-- start of Dataset records --

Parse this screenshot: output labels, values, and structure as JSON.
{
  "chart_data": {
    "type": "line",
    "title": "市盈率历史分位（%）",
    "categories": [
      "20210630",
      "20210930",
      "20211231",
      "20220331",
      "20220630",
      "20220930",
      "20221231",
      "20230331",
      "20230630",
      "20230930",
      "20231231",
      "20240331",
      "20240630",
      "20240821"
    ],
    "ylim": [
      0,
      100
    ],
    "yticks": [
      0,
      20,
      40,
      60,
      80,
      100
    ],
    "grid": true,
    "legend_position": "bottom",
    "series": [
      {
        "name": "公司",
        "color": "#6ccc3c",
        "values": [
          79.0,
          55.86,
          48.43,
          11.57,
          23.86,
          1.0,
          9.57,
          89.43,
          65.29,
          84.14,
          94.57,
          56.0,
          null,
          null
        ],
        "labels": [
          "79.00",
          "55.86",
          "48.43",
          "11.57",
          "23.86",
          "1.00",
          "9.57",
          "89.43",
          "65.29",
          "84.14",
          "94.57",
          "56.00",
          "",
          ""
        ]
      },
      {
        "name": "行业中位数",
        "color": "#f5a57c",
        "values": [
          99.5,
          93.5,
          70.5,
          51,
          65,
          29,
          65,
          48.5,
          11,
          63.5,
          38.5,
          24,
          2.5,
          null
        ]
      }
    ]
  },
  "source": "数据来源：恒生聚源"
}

-- end of Dataset records --

*Aim of the task:* Extract each line holding the word "labels" from the records.

*Exercise result:*
Parse this screenshot: output labels, values, and structure as JSON.
        "labels": [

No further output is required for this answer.